- Task to complete -
Nothing in the records may be left out or altered; reproduce them all exactly.

- Input data -
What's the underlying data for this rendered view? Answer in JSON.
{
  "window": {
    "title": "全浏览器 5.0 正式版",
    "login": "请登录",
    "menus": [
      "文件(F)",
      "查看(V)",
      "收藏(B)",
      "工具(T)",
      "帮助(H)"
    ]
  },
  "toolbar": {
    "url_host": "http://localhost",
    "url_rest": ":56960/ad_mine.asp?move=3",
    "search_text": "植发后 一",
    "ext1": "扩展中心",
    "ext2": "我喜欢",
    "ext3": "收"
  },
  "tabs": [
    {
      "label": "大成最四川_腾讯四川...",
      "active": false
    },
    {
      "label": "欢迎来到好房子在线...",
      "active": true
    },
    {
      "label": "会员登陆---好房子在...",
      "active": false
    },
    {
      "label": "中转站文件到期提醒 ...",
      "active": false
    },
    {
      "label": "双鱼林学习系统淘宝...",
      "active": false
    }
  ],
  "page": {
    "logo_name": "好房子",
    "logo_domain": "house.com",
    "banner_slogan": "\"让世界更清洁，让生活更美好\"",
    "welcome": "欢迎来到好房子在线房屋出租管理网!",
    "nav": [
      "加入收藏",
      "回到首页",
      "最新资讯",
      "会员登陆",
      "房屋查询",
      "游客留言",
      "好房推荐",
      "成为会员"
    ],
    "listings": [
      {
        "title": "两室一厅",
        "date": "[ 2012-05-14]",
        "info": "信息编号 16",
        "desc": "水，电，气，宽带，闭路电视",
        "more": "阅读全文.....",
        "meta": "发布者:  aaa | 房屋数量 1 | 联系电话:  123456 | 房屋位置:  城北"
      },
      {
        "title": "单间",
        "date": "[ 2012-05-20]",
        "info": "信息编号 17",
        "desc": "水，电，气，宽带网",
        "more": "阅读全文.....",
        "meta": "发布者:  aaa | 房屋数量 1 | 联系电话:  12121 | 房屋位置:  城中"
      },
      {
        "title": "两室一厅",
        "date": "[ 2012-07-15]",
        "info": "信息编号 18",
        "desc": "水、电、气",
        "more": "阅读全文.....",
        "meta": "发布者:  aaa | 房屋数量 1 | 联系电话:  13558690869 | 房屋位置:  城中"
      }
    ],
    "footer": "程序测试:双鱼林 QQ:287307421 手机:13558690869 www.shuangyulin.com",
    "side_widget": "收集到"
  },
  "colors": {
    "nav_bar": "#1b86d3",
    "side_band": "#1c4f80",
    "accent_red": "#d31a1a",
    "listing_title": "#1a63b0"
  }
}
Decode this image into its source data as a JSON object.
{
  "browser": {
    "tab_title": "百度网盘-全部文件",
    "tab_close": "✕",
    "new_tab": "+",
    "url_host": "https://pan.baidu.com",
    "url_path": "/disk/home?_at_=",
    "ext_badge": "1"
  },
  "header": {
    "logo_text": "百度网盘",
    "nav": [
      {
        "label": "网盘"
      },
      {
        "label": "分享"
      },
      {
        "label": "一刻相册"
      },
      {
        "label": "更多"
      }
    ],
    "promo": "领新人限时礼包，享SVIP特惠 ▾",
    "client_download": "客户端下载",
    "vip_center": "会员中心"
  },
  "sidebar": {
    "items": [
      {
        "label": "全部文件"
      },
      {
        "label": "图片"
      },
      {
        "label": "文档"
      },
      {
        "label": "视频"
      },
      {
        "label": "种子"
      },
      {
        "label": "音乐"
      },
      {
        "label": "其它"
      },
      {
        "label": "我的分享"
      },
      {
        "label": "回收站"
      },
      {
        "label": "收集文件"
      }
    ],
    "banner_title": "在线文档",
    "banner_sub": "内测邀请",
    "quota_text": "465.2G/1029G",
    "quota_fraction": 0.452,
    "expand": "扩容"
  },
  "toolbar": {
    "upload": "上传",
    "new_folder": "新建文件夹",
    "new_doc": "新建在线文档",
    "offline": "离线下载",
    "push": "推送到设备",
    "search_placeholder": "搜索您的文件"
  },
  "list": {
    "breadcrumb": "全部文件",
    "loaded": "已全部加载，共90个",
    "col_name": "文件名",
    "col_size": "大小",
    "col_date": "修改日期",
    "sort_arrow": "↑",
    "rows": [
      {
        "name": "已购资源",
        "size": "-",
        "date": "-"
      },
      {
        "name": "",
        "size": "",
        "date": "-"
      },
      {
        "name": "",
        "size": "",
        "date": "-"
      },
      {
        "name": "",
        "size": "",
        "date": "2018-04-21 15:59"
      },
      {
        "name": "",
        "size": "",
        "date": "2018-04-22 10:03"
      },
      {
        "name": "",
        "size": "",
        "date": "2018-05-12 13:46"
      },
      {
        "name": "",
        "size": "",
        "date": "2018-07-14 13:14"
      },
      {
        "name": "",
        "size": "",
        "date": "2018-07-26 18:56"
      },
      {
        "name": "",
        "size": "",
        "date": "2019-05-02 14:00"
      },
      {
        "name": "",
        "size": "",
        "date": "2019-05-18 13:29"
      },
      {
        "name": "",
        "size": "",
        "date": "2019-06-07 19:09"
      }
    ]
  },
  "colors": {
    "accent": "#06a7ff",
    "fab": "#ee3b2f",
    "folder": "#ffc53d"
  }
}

- Solution to this problem -
What's the underlying data for this rendered view? Answer in JSON.
{
  "window": {
    "title": "全浏览器 5.0 正式版",
    "login": "请登录",
    "menus": [
      "文件(F)",
      "查看(V)",
      "收藏(B)",
      "工具(T)",
      "帮助(H)"
    ]
  },
  "toolbar": {
    "url_host": "http://localhost",
    "url_rest": ":56960/ad_mine.asp?move=3",
    "search_text": "植发后 一",
    "ext1": "扩展中心",
    "ext2": "我喜欢",
    "ext3": "收"
  },
  "tabs": [
    {
      "label": "大成最四川_腾讯四川...",
      "active": false
    },
    {
      "label": "欢迎来到好房子在线...",
      "active": true
    },
    {
      "label": "会员登陆---好房子在...",
      "active": false
    },
    {
      "label": "中转站文件到期提醒 ...",
      "active": false
    },
    {
      "label": "双鱼林学习系统淘宝...",
      "active": false
    }
  ],
  "page": {
    "logo_name": "好房子",
    "logo_domain": "house.com",
    "banner_slogan": "\"让世界更清洁，让生活更美好\"",
    "welcome": "欢迎来到好房子在线房屋出租管理网!",
    "nav": [
      "加入收藏",
      "回到首页",
      "最新资讯",
      "会员登陆",
      "房屋查询",
      "游客留言",
      "好房推荐",
      "成为会员"
    ],
    "listings": [
      {
        "title": "两室一厅",
        "date": "[ 2012-05-14]",
        "info": "信息编号 16",
        "desc": "水，电，气，宽带，闭路电视",
        "more": "阅读全文.....",
        "meta": "发布者:  aaa | 房屋数量 1 | 联系电话:  123456 | 房屋位置:  城北"
      },
      {
        "title": "单间",
        "date": "[ 2012-05-20]",
        "info": "信息编号 17",
        "desc": "水，电，气，宽带网",
        "more": "阅读全文.....",
        "meta": "发布者:  aaa | 房屋数量 1 | 联系电话:  12121 | 房屋位置:  城中"
      },
      {
        "title": "两室一厅",
        "date": "[ 2012-07-15]",
        "info": "信息编号 18",
        "desc": "水、电、气",
        "more": "阅读全文.....",
        "meta": "发布者:  aaa | 房屋数量 1 | 联系电话:  13558690869 | 房屋位置:  城中"
      }
    ],
    "footer": "程序测试:双鱼林 QQ:287307421 手机:13558690869 www.shuangyulin.com",
    "side_widget": "收集到"
  },
  "colors": {
    "nav_bar": "#1b86d3",
    "side_band": "#1c4f80",
    "accent_red": "#d31a1a",
    "listing_title": "#1a63b0"
  }
}
Decode this image into its source data as a JSON object.
{
  "browser": {
    "tab_title": "百度网盘-全部文件",
    "tab_close": "✕",
    "new_tab": "+",
    "url_host": "https://pan.baidu.com",
    "url_path": "/disk/home?_at_=",
    "ext_badge": "1"
  },
  "header": {
    "logo_text": "百度网盘",
    "nav": [
      {
        "label": "网盘"
      },
      {
        "label": "分享"
      },
      {
        "label": "一刻相册"
      },
      {
        "label": "更多"
      }
    ],
    "promo": "领新人限时礼包，享SVIP特惠 ▾",
    "client_download": "客户端下载",
    "vip_center": "会员中心"
  },
  "sidebar": {
    "items": [
      {
        "label": "全部文件"
      },
      {
        "label": "图片"
      },
      {
        "label": "文档"
      },
      {
        "label": "视频"
      },
      {
        "label": "种子"
      },
      {
        "label": "音乐"
      },
      {
        "label": "其它"
      },
      {
        "label": "我的分享"
      },
      {
        "label": "回收站"
      },
      {
        "label": "收集文件"
      }
    ],
    "banner_title": "在线文档",
    "banner_sub": "内测邀请",
    "quota_text": "465.2G/1029G",
    "quota_fraction": 0.452,
    "expand": "扩容"
  },
  "toolbar": {
    "upload": "上传",
    "new_folder": "新建文件夹",
    "new_doc": "新建在线文档",
    "offline": "离线下载",
    "push": "推送到设备",
    "search_placeholder": "搜索您的文件"
  },
  "list": {
    "breadcrumb": "全部文件",
    "loaded": "已全部加载，共90个",
    "col_name": "文件名",
    "col_size": "大小",
    "col_date": "修改日期",
    "sort_arrow": "↑",
    "rows": [
      {
        "name": "已购资源",
        "size": "-",
        "date": "-"
      },
      {
        "name": "",
        "size": "",
        "date": "-"
      },
      {
        "name": "",
        "size": "",
        "date": "-"
      },
      {
        "name": "",
        "size": "",
        "date": "2018-04-21 15:59"
      },
      {
        "name": "",
        "size": "",
        "date": "2018-04-22 10:03"
      },
      {
        "name": "",
        "size": "",
        "date": "2018-05-12 13:46"
      },
      {
        "name": "",
        "size": "",
        "date": "2018-07-14 13:14"
      },
      {
        "name": "",
        "size": "",
        "date": "2018-07-26 18:56"
      },
      {
        "name": "",
        "size": "",
        "date": "2019-05-02 14:00"
      },
      {
        "name": "",
        "size": "",
        "date": "2019-05-18 13:29"
      },
      {
        "name": "",
        "size": "",
        "date": "2019-06-07 19:09"
      }
    ]
  },
  "colors": {
    "accent": "#06a7ff",
    "fab": "#ee3b2f",
    "folder": "#ffc53d"
  }
}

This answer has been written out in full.